- _YOUR OBJECTIVE_:
Find the word "emoji" in the material below and gather every line that contains it.

- _INPUT MATERIAL_:
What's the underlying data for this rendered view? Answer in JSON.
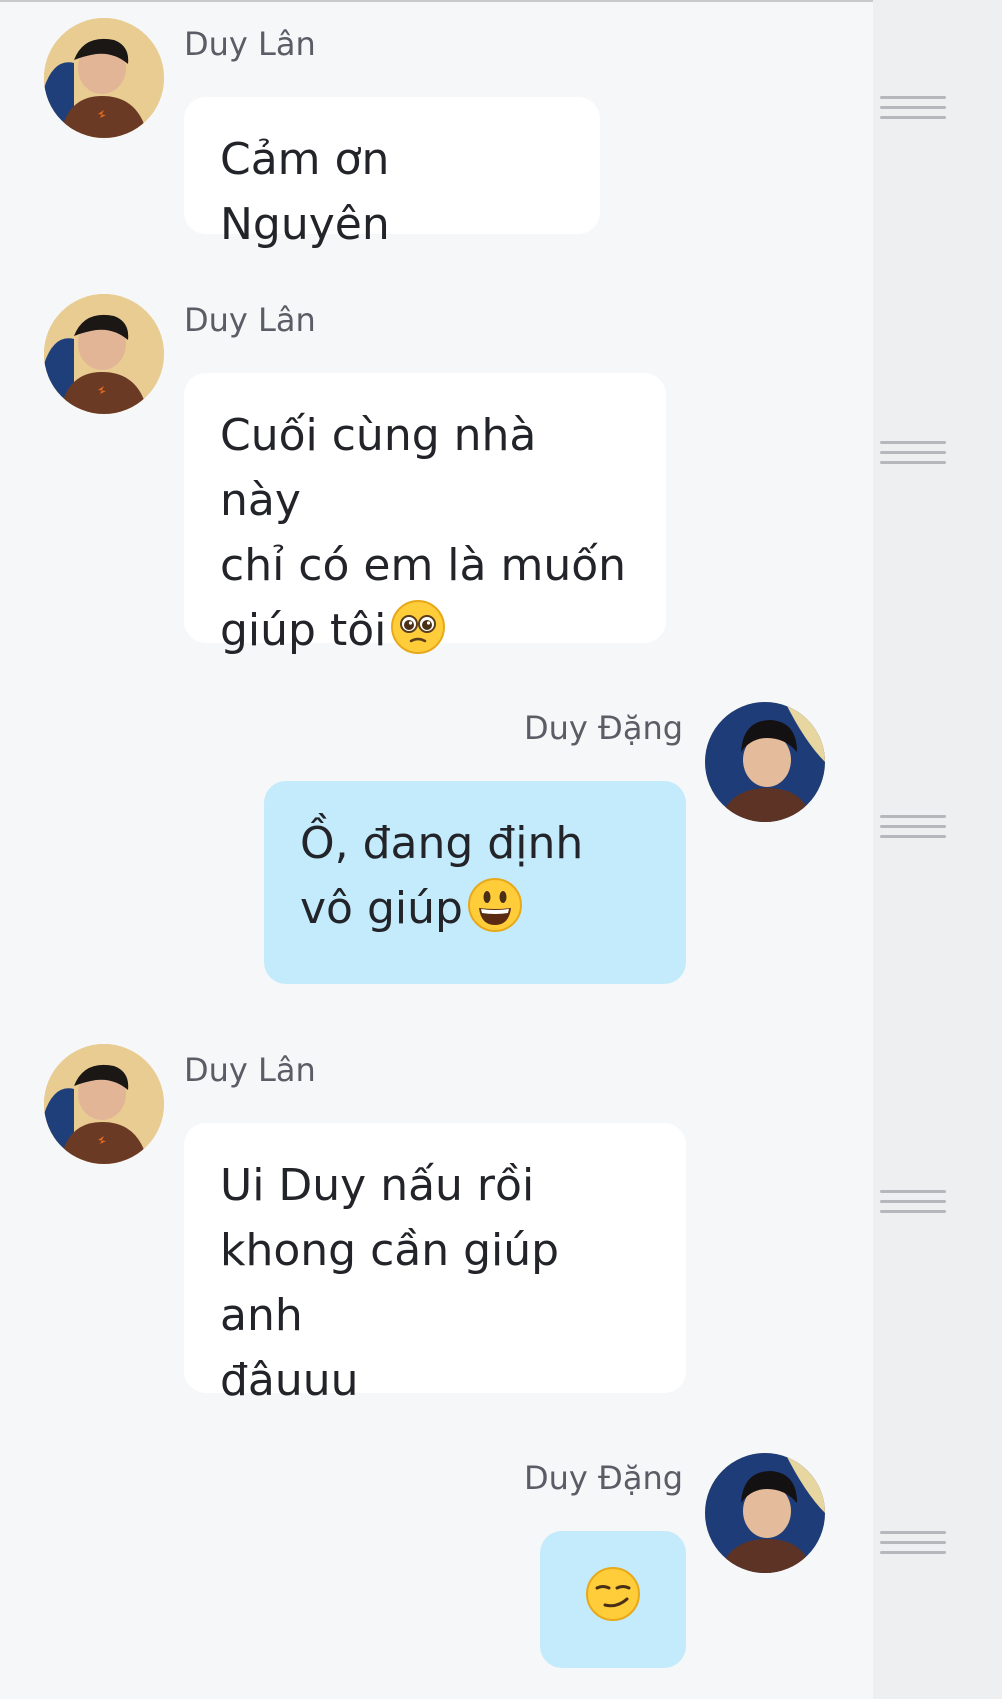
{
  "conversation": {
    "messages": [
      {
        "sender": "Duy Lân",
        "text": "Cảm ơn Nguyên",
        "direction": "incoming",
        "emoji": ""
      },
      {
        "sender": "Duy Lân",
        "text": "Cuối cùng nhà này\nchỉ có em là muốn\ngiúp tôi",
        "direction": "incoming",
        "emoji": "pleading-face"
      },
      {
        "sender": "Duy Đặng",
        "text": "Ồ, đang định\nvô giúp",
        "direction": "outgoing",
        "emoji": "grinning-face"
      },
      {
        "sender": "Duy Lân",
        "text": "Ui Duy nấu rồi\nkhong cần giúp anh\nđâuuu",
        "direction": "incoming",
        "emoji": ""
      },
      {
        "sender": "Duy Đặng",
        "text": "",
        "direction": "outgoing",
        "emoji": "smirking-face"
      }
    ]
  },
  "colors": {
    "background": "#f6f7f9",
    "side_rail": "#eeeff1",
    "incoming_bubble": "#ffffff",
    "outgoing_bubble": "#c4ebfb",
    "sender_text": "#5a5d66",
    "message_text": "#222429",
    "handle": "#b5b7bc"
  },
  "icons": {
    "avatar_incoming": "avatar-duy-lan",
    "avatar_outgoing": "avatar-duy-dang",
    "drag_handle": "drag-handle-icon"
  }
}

==

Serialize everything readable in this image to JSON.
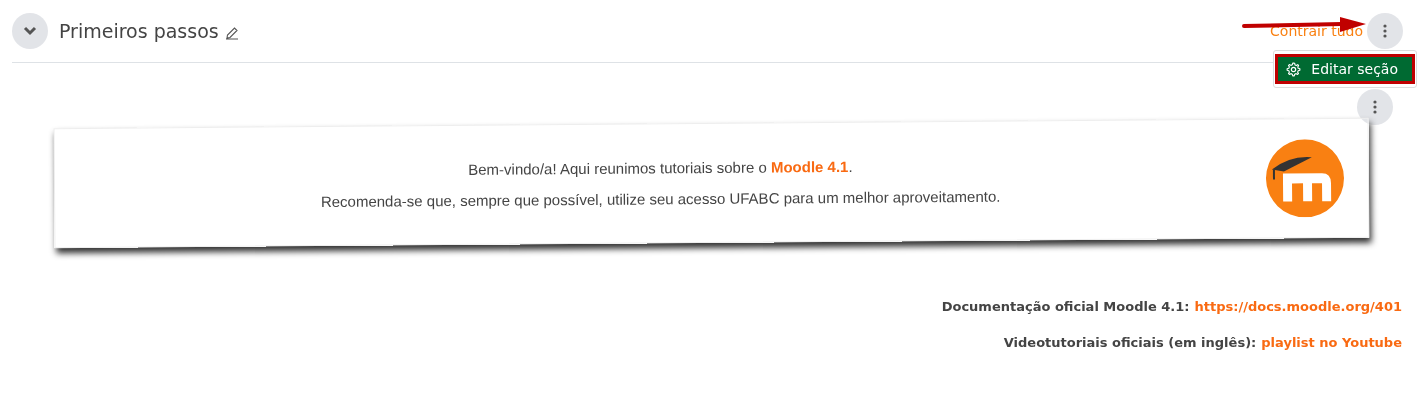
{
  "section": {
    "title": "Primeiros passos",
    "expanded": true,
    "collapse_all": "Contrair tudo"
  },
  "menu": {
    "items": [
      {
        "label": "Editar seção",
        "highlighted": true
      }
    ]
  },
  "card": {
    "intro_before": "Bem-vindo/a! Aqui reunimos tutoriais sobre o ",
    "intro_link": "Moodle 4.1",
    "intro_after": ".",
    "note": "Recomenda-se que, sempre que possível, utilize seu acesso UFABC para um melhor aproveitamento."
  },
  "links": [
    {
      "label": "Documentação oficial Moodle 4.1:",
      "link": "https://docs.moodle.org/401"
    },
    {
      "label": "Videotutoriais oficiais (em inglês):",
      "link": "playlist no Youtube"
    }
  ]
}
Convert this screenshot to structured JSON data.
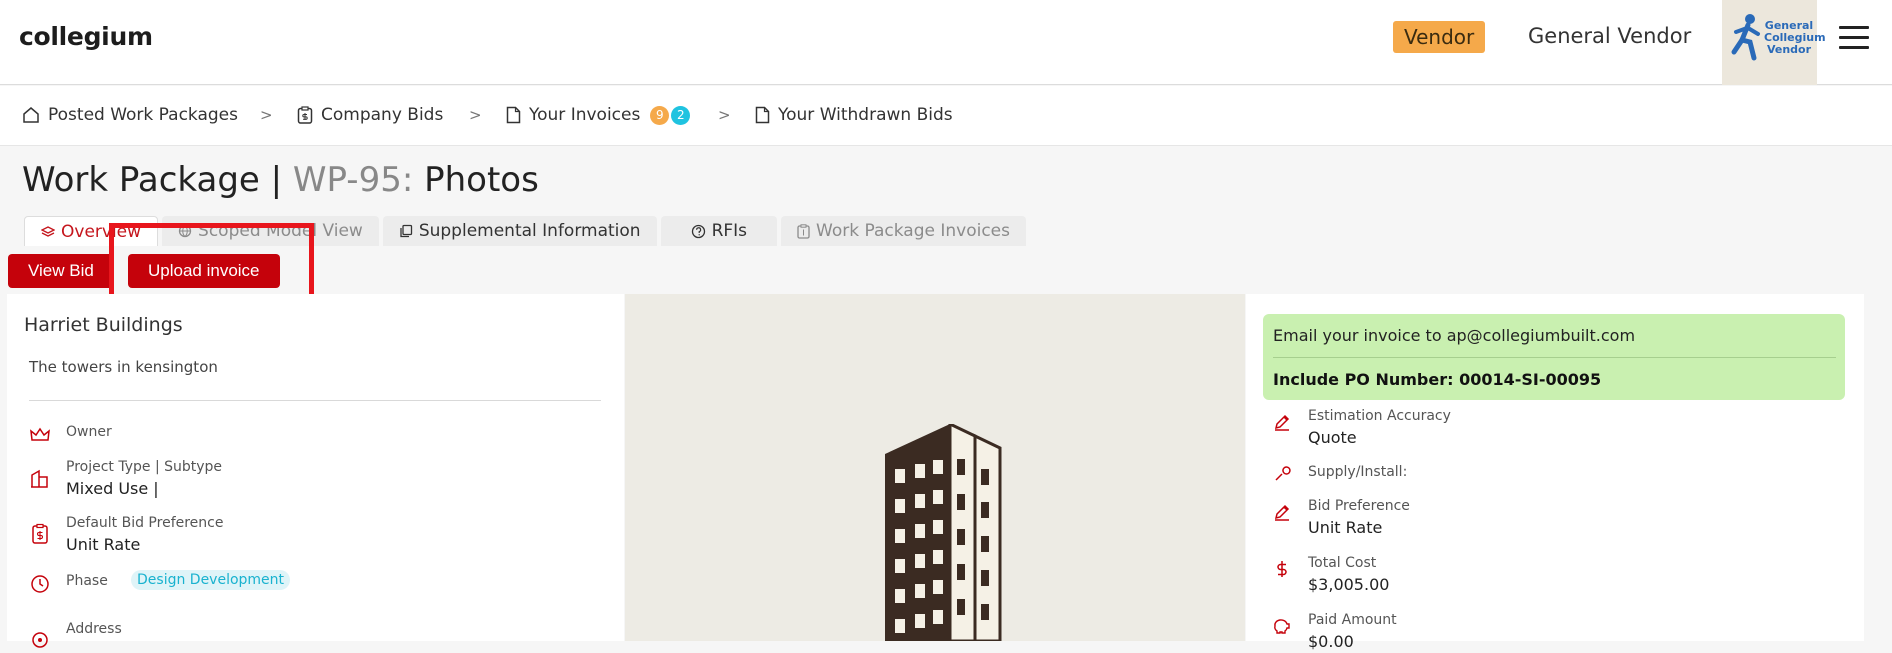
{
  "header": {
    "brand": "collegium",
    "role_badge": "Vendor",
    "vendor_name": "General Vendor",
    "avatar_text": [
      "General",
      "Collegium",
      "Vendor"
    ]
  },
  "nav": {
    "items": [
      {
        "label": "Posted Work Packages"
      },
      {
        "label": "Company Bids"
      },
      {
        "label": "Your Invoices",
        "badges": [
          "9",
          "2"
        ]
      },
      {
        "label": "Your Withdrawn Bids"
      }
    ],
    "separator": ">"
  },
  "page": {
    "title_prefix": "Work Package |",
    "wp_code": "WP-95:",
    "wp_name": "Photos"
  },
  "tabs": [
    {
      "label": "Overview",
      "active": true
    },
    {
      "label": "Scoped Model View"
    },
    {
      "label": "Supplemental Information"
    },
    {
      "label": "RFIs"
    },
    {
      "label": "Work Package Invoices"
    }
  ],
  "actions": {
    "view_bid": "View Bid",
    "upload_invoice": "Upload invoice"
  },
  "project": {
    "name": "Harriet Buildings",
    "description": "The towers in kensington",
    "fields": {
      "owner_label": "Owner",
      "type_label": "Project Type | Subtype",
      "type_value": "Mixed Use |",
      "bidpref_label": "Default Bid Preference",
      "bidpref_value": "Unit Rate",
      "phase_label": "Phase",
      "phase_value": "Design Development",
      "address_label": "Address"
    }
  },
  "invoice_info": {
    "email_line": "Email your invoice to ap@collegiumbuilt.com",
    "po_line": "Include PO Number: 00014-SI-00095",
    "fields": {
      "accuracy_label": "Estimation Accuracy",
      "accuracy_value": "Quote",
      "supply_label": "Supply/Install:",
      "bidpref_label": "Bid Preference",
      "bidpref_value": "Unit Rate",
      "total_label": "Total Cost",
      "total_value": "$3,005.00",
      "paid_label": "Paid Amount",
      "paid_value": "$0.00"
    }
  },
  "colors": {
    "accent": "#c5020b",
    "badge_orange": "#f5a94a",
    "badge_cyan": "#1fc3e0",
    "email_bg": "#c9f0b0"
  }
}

- _THE ANSWER_:
        "emoji": ""
        "emoji": "pleading-face"
        "emoji": "grinning-face"
        "emoji": ""
        "emoji": "smirking-face"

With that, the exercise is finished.